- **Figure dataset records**
********

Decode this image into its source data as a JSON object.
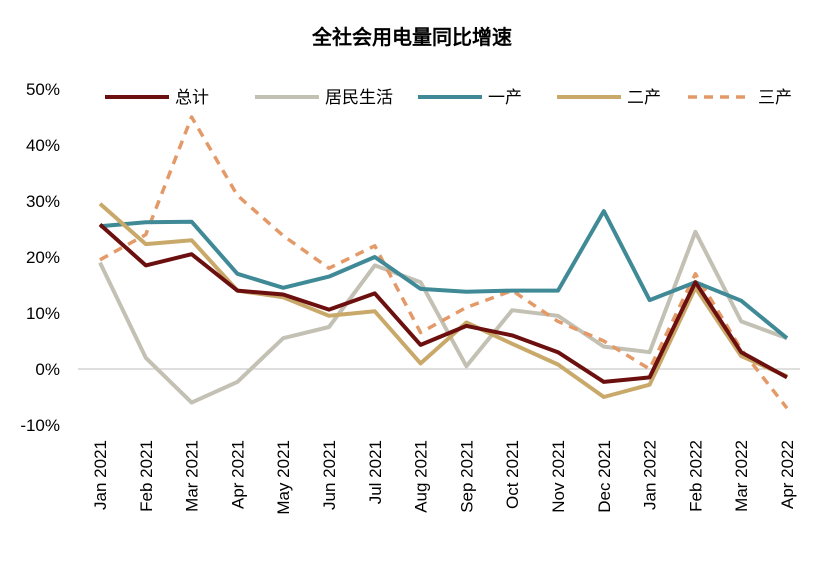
{
  "chart_data": {
    "type": "line",
    "title": "全社会用电量同比增速",
    "xlabel": "",
    "ylabel": "",
    "ylim": [
      -10,
      50
    ],
    "y_ticks": [
      -10,
      0,
      10,
      20,
      30,
      40,
      50
    ],
    "y_tick_labels": [
      "-10%",
      "0%",
      "10%",
      "20%",
      "30%",
      "40%",
      "50%"
    ],
    "legend_position": "top",
    "categories": [
      "Jan 2021",
      "Feb 2021",
      "Mar 2021",
      "Apr 2021",
      "May 2021",
      "Jun 2021",
      "Jul 2021",
      "Aug 2021",
      "Sep 2021",
      "Oct 2021",
      "Nov 2021",
      "Dec 2021",
      "Jan 2022",
      "Feb 2022",
      "Mar 2022",
      "Apr 2022"
    ],
    "series": [
      {
        "name": "总计",
        "color": "#6b0f0f",
        "dash": "solid",
        "values": [
          25.8,
          18.5,
          20.5,
          14.0,
          13.3,
          10.6,
          13.5,
          4.3,
          7.7,
          6.0,
          3.0,
          -2.3,
          -1.5,
          15.5,
          3.0,
          -1.5
        ]
      },
      {
        "name": "居民生活",
        "color": "#c3c0b4",
        "dash": "solid",
        "values": [
          19.0,
          2.0,
          -6.0,
          -2.3,
          5.5,
          7.5,
          18.5,
          15.5,
          0.5,
          10.5,
          9.5,
          4.0,
          3.0,
          24.5,
          8.5,
          5.5
        ]
      },
      {
        "name": "一产",
        "color": "#3f8a96",
        "dash": "solid",
        "values": [
          25.5,
          26.2,
          26.3,
          17.0,
          14.5,
          16.5,
          20.0,
          14.3,
          13.8,
          14.0,
          14.0,
          28.2,
          12.3,
          15.5,
          12.2,
          5.5
        ]
      },
      {
        "name": "二产",
        "color": "#c9a96a",
        "dash": "solid",
        "values": [
          29.5,
          22.3,
          23.0,
          14.0,
          12.8,
          9.5,
          10.3,
          1.0,
          8.3,
          4.5,
          0.8,
          -5.0,
          -2.8,
          14.5,
          2.3,
          -1.3
        ]
      },
      {
        "name": "三产",
        "color": "#e49a68",
        "dash": "dash",
        "values": [
          19.5,
          24.0,
          45.0,
          31.0,
          23.8,
          18.0,
          22.0,
          6.5,
          11.0,
          14.0,
          8.5,
          5.0,
          0.0,
          17.0,
          3.5,
          -7.0
        ]
      }
    ]
  }
}
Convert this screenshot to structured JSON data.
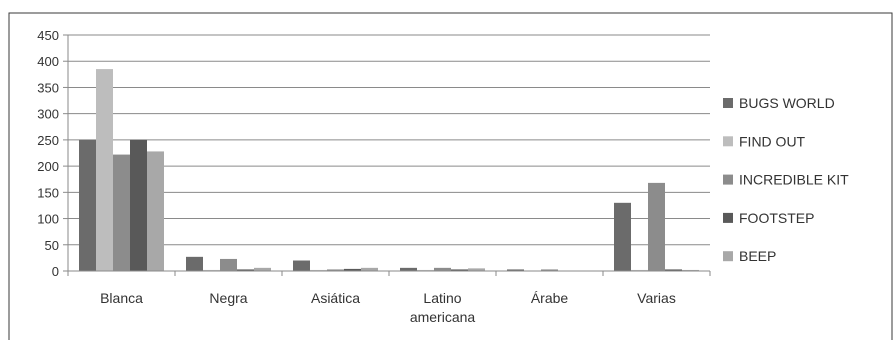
{
  "chart_data": {
    "type": "bar",
    "categories": [
      "Blanca",
      "Negra",
      "Asiática",
      [
        "Latino",
        "americana"
      ],
      "Árabe",
      "Varias"
    ],
    "ylim": [
      0,
      450
    ],
    "yticks": [
      0,
      50,
      100,
      150,
      200,
      250,
      300,
      350,
      400,
      450
    ],
    "grid": true,
    "legend_position": "right",
    "series": [
      {
        "name": "BUGS WORLD",
        "color": "#6b6b6b",
        "values": [
          250,
          27,
          20,
          6,
          3,
          130
        ]
      },
      {
        "name": "FIND OUT",
        "color": "#bdbdbd",
        "values": [
          385,
          2,
          2,
          2,
          0,
          2
        ]
      },
      {
        "name": "INCREDIBLE KIT",
        "color": "#8c8c8c",
        "values": [
          222,
          23,
          3,
          6,
          3,
          168
        ]
      },
      {
        "name": "FOOTSTEP",
        "color": "#595959",
        "values": [
          250,
          3,
          4,
          3,
          0,
          3
        ]
      },
      {
        "name": "BEEP",
        "color": "#a8a8a8",
        "values": [
          228,
          6,
          6,
          5,
          0,
          2
        ]
      }
    ]
  }
}
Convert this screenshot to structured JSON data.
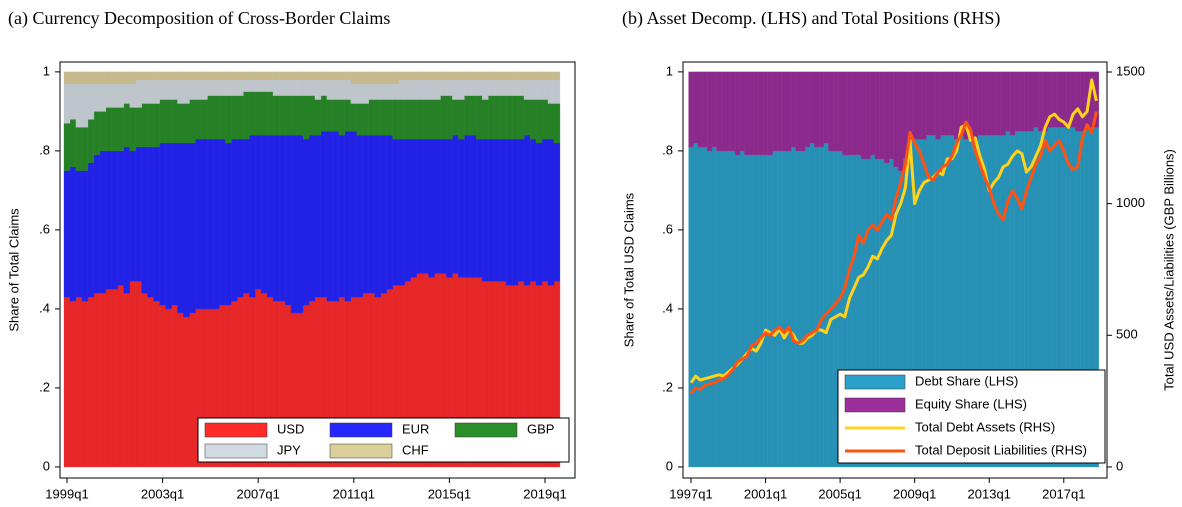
{
  "chart_data": [
    {
      "type": "bar",
      "stacked": true,
      "title": "(a)  Currency Decomposition of Cross-Border Claims",
      "y_label": "Share of Total Claims",
      "categories": [
        "1999q1",
        null,
        null,
        null,
        null,
        null,
        null,
        null,
        null,
        null,
        null,
        null,
        null,
        null,
        null,
        null,
        "2003q1",
        null,
        null,
        null,
        null,
        null,
        null,
        null,
        null,
        null,
        null,
        null,
        null,
        null,
        null,
        null,
        "2007q1",
        null,
        null,
        null,
        null,
        null,
        null,
        null,
        null,
        null,
        null,
        null,
        null,
        null,
        null,
        null,
        "2011q1",
        null,
        null,
        null,
        null,
        null,
        null,
        null,
        null,
        null,
        null,
        null,
        null,
        null,
        null,
        null,
        "2015q1",
        null,
        null,
        null,
        null,
        null,
        null,
        null,
        null,
        null,
        null,
        null,
        null,
        null,
        null,
        null,
        "2019q1",
        null,
        null
      ],
      "series": [
        {
          "name": "USD",
          "color": "#ff2b2b",
          "values": [
            0.43,
            0.42,
            0.43,
            0.42,
            0.43,
            0.44,
            0.44,
            0.45,
            0.45,
            0.46,
            0.44,
            0.47,
            0.47,
            0.44,
            0.43,
            0.42,
            0.41,
            0.4,
            0.41,
            0.39,
            0.38,
            0.39,
            0.4,
            0.4,
            0.4,
            0.4,
            0.41,
            0.41,
            0.42,
            0.43,
            0.44,
            0.43,
            0.45,
            0.44,
            0.43,
            0.42,
            0.42,
            0.41,
            0.39,
            0.39,
            0.41,
            0.42,
            0.43,
            0.43,
            0.42,
            0.42,
            0.43,
            0.42,
            0.43,
            0.43,
            0.44,
            0.44,
            0.43,
            0.44,
            0.45,
            0.46,
            0.46,
            0.47,
            0.48,
            0.49,
            0.49,
            0.48,
            0.49,
            0.49,
            0.48,
            0.49,
            0.48,
            0.48,
            0.48,
            0.48,
            0.47,
            0.47,
            0.47,
            0.47,
            0.46,
            0.46,
            0.47,
            0.46,
            0.47,
            0.46,
            0.47,
            0.46,
            0.47
          ]
        },
        {
          "name": "EUR",
          "color": "#2626ff",
          "values": [
            0.32,
            0.34,
            0.32,
            0.33,
            0.34,
            0.35,
            0.36,
            0.35,
            0.35,
            0.34,
            0.37,
            0.33,
            0.34,
            0.37,
            0.38,
            0.39,
            0.41,
            0.42,
            0.41,
            0.43,
            0.44,
            0.43,
            0.43,
            0.43,
            0.43,
            0.43,
            0.42,
            0.41,
            0.41,
            0.4,
            0.39,
            0.41,
            0.39,
            0.4,
            0.41,
            0.42,
            0.42,
            0.43,
            0.45,
            0.45,
            0.42,
            0.42,
            0.41,
            0.42,
            0.43,
            0.43,
            0.41,
            0.43,
            0.42,
            0.41,
            0.4,
            0.4,
            0.41,
            0.4,
            0.39,
            0.37,
            0.37,
            0.36,
            0.35,
            0.34,
            0.34,
            0.35,
            0.34,
            0.34,
            0.35,
            0.35,
            0.35,
            0.36,
            0.36,
            0.35,
            0.36,
            0.36,
            0.36,
            0.36,
            0.37,
            0.37,
            0.36,
            0.38,
            0.36,
            0.36,
            0.36,
            0.37,
            0.35
          ]
        },
        {
          "name": "GBP",
          "color": "#2a8f2a",
          "values": [
            0.12,
            0.12,
            0.11,
            0.11,
            0.11,
            0.11,
            0.1,
            0.11,
            0.11,
            0.11,
            0.11,
            0.11,
            0.1,
            0.11,
            0.11,
            0.11,
            0.11,
            0.11,
            0.11,
            0.1,
            0.1,
            0.11,
            0.1,
            0.1,
            0.11,
            0.11,
            0.11,
            0.12,
            0.11,
            0.11,
            0.12,
            0.11,
            0.11,
            0.11,
            0.11,
            0.1,
            0.1,
            0.1,
            0.1,
            0.1,
            0.11,
            0.1,
            0.09,
            0.09,
            0.08,
            0.08,
            0.09,
            0.08,
            0.07,
            0.08,
            0.08,
            0.09,
            0.09,
            0.09,
            0.09,
            0.1,
            0.1,
            0.1,
            0.1,
            0.1,
            0.1,
            0.1,
            0.1,
            0.11,
            0.11,
            0.09,
            0.1,
            0.1,
            0.1,
            0.11,
            0.1,
            0.11,
            0.11,
            0.11,
            0.11,
            0.11,
            0.11,
            0.09,
            0.1,
            0.11,
            0.1,
            0.09,
            0.1
          ]
        },
        {
          "name": "JPY",
          "color": "#d3dbe2",
          "values": [
            0.1,
            0.09,
            0.11,
            0.11,
            0.09,
            0.07,
            0.07,
            0.06,
            0.06,
            0.06,
            0.05,
            0.06,
            0.07,
            0.06,
            0.06,
            0.06,
            0.05,
            0.05,
            0.05,
            0.06,
            0.06,
            0.05,
            0.05,
            0.05,
            0.04,
            0.04,
            0.04,
            0.04,
            0.04,
            0.04,
            0.03,
            0.03,
            0.03,
            0.03,
            0.03,
            0.04,
            0.04,
            0.04,
            0.04,
            0.04,
            0.04,
            0.04,
            0.05,
            0.04,
            0.05,
            0.05,
            0.05,
            0.05,
            0.05,
            0.05,
            0.05,
            0.04,
            0.04,
            0.04,
            0.04,
            0.04,
            0.05,
            0.05,
            0.05,
            0.05,
            0.05,
            0.05,
            0.05,
            0.04,
            0.04,
            0.05,
            0.05,
            0.04,
            0.04,
            0.04,
            0.05,
            0.04,
            0.04,
            0.04,
            0.04,
            0.04,
            0.04,
            0.05,
            0.05,
            0.05,
            0.05,
            0.06,
            0.06
          ]
        },
        {
          "name": "CHF",
          "color": "#dbcf9a",
          "values": [
            0.03,
            0.03,
            0.03,
            0.03,
            0.03,
            0.03,
            0.03,
            0.03,
            0.03,
            0.03,
            0.03,
            0.03,
            0.02,
            0.02,
            0.02,
            0.02,
            0.02,
            0.02,
            0.02,
            0.02,
            0.02,
            0.02,
            0.02,
            0.02,
            0.02,
            0.02,
            0.02,
            0.02,
            0.02,
            0.02,
            0.02,
            0.02,
            0.02,
            0.02,
            0.02,
            0.02,
            0.02,
            0.02,
            0.02,
            0.02,
            0.02,
            0.02,
            0.02,
            0.02,
            0.02,
            0.02,
            0.02,
            0.02,
            0.03,
            0.03,
            0.03,
            0.03,
            0.03,
            0.03,
            0.03,
            0.03,
            0.02,
            0.02,
            0.02,
            0.02,
            0.02,
            0.02,
            0.02,
            0.02,
            0.02,
            0.02,
            0.02,
            0.02,
            0.02,
            0.02,
            0.02,
            0.02,
            0.02,
            0.02,
            0.02,
            0.02,
            0.02,
            0.02,
            0.02,
            0.02,
            0.02,
            0.02,
            0.02
          ]
        }
      ],
      "ylim": [
        -0.028,
        1.025
      ],
      "yticks": [
        0,
        {
          "value": 0.2,
          "label": ".2"
        },
        {
          "value": 0.4,
          "label": ".4"
        },
        {
          "value": 0.6,
          "label": ".6"
        },
        {
          "value": 0.8,
          "label": ".8"
        },
        1
      ],
      "legend": "bottom right",
      "grid": false
    },
    {
      "type": "bar",
      "stacked": true,
      "title": "(b)  Asset Decomp. (LHS) and Total Positions (RHS)",
      "y_label": "Share of Total USD Claims",
      "y2_label": "Total USD Assets/Liabilities (GBP Billions)",
      "categories": [
        "1997q1",
        null,
        null,
        null,
        null,
        null,
        null,
        null,
        null,
        null,
        null,
        null,
        null,
        null,
        null,
        null,
        "2001q1",
        null,
        null,
        null,
        null,
        null,
        null,
        null,
        null,
        null,
        null,
        null,
        null,
        null,
        null,
        null,
        "2005q1",
        null,
        null,
        null,
        null,
        null,
        null,
        null,
        null,
        null,
        null,
        null,
        null,
        null,
        null,
        null,
        "2009q1",
        null,
        null,
        null,
        null,
        null,
        null,
        null,
        null,
        null,
        null,
        null,
        null,
        null,
        null,
        null,
        "2013q1",
        null,
        null,
        null,
        null,
        null,
        null,
        null,
        null,
        null,
        null,
        null,
        null,
        null,
        null,
        null,
        "2017q1",
        null,
        null,
        null,
        null,
        null,
        null,
        null
      ],
      "series": [
        {
          "name": "Debt Share (LHS)",
          "type": "bar",
          "color": "#2ba1c9",
          "values": [
            0.81,
            0.82,
            0.81,
            0.81,
            0.8,
            0.81,
            0.8,
            0.8,
            0.8,
            0.8,
            0.79,
            0.8,
            0.79,
            0.79,
            0.79,
            0.79,
            0.79,
            0.79,
            0.8,
            0.8,
            0.8,
            0.8,
            0.81,
            0.8,
            0.8,
            0.81,
            0.82,
            0.81,
            0.81,
            0.82,
            0.8,
            0.8,
            0.8,
            0.79,
            0.79,
            0.79,
            0.79,
            0.78,
            0.78,
            0.79,
            0.78,
            0.78,
            0.77,
            0.78,
            0.76,
            0.75,
            0.78,
            0.84,
            0.83,
            0.83,
            0.83,
            0.84,
            0.84,
            0.83,
            0.84,
            0.84,
            0.84,
            0.83,
            0.84,
            0.83,
            0.84,
            0.83,
            0.84,
            0.84,
            0.84,
            0.84,
            0.84,
            0.84,
            0.85,
            0.84,
            0.85,
            0.85,
            0.85,
            0.85,
            0.86,
            0.85,
            0.85,
            0.86,
            0.86,
            0.86,
            0.86,
            0.86,
            0.86,
            0.85,
            0.85,
            0.86,
            0.85,
            0.86
          ]
        },
        {
          "name": "Equity Share (LHS)",
          "type": "bar",
          "color": "#9c2f9c",
          "values": [
            0.19,
            0.18,
            0.19,
            0.19,
            0.2,
            0.19,
            0.2,
            0.2,
            0.2,
            0.2,
            0.21,
            0.2,
            0.21,
            0.21,
            0.21,
            0.21,
            0.21,
            0.21,
            0.2,
            0.2,
            0.2,
            0.2,
            0.19,
            0.2,
            0.2,
            0.19,
            0.18,
            0.19,
            0.19,
            0.18,
            0.2,
            0.2,
            0.2,
            0.21,
            0.21,
            0.21,
            0.21,
            0.22,
            0.22,
            0.21,
            0.22,
            0.22,
            0.23,
            0.22,
            0.24,
            0.25,
            0.22,
            0.16,
            0.17,
            0.17,
            0.17,
            0.16,
            0.16,
            0.17,
            0.16,
            0.16,
            0.16,
            0.17,
            0.16,
            0.17,
            0.16,
            0.17,
            0.16,
            0.16,
            0.16,
            0.16,
            0.16,
            0.16,
            0.15,
            0.16,
            0.15,
            0.15,
            0.15,
            0.15,
            0.14,
            0.15,
            0.15,
            0.14,
            0.14,
            0.14,
            0.14,
            0.14,
            0.14,
            0.15,
            0.15,
            0.14,
            0.15,
            0.14
          ]
        },
        {
          "name": "Total Debt Assets (RHS)",
          "type": "line",
          "axis": "y2",
          "color": "#ffd21c",
          "values": [
            320,
            345,
            330,
            335,
            340,
            345,
            350,
            345,
            360,
            375,
            390,
            410,
            430,
            450,
            440,
            470,
            520,
            510,
            500,
            525,
            490,
            520,
            500,
            470,
            470,
            490,
            500,
            520,
            520,
            510,
            560,
            570,
            580,
            570,
            640,
            680,
            720,
            730,
            760,
            800,
            790,
            830,
            860,
            880,
            960,
            1000,
            1060,
            1240,
            1000,
            1050,
            1080,
            1090,
            1100,
            1120,
            1110,
            1170,
            1170,
            1200,
            1290,
            1300,
            1240,
            1250,
            1180,
            1130,
            1050,
            1080,
            1100,
            1140,
            1150,
            1180,
            1200,
            1190,
            1120,
            1140,
            1180,
            1220,
            1290,
            1330,
            1340,
            1320,
            1310,
            1290,
            1340,
            1360,
            1330,
            1350,
            1470,
            1390
          ]
        },
        {
          "name": "Total Deposit Liabilities (RHS)",
          "type": "line",
          "axis": "y2",
          "color": "#ff5212",
          "values": [
            280,
            300,
            295,
            310,
            315,
            320,
            330,
            335,
            350,
            370,
            400,
            410,
            420,
            460,
            470,
            490,
            510,
            500,
            520,
            530,
            510,
            530,
            480,
            470,
            480,
            500,
            510,
            520,
            560,
            580,
            600,
            620,
            640,
            680,
            750,
            800,
            880,
            850,
            900,
            920,
            900,
            930,
            960,
            940,
            1020,
            1080,
            1150,
            1270,
            1230,
            1200,
            1150,
            1100,
            1090,
            1120,
            1140,
            1150,
            1180,
            1230,
            1260,
            1310,
            1280,
            1200,
            1150,
            1100,
            1060,
            1000,
            960,
            940,
            1010,
            1050,
            1020,
            980,
            1050,
            1100,
            1150,
            1180,
            1240,
            1200,
            1220,
            1240,
            1200,
            1150,
            1130,
            1140,
            1250,
            1300,
            1270,
            1350
          ]
        }
      ],
      "ylim": [
        -0.028,
        1.025
      ],
      "yticks": [
        0,
        {
          "value": 0.2,
          "label": ".2"
        },
        {
          "value": 0.4,
          "label": ".4"
        },
        {
          "value": 0.6,
          "label": ".6"
        },
        {
          "value": 0.8,
          "label": ".8"
        },
        1
      ],
      "y2lim": [
        -42,
        1538
      ],
      "y2ticks": [
        0,
        500,
        1000,
        1500
      ],
      "legend": "bottom right",
      "grid": false
    }
  ]
}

********

Copy all lines above containing the string "Share".

- **Expected answer**
      "y_label": "Share of Total Claims",
      "y_label": "Share of Total USD Claims",
          "name": "Debt Share (LHS)",
          "name": "Equity Share (LHS)",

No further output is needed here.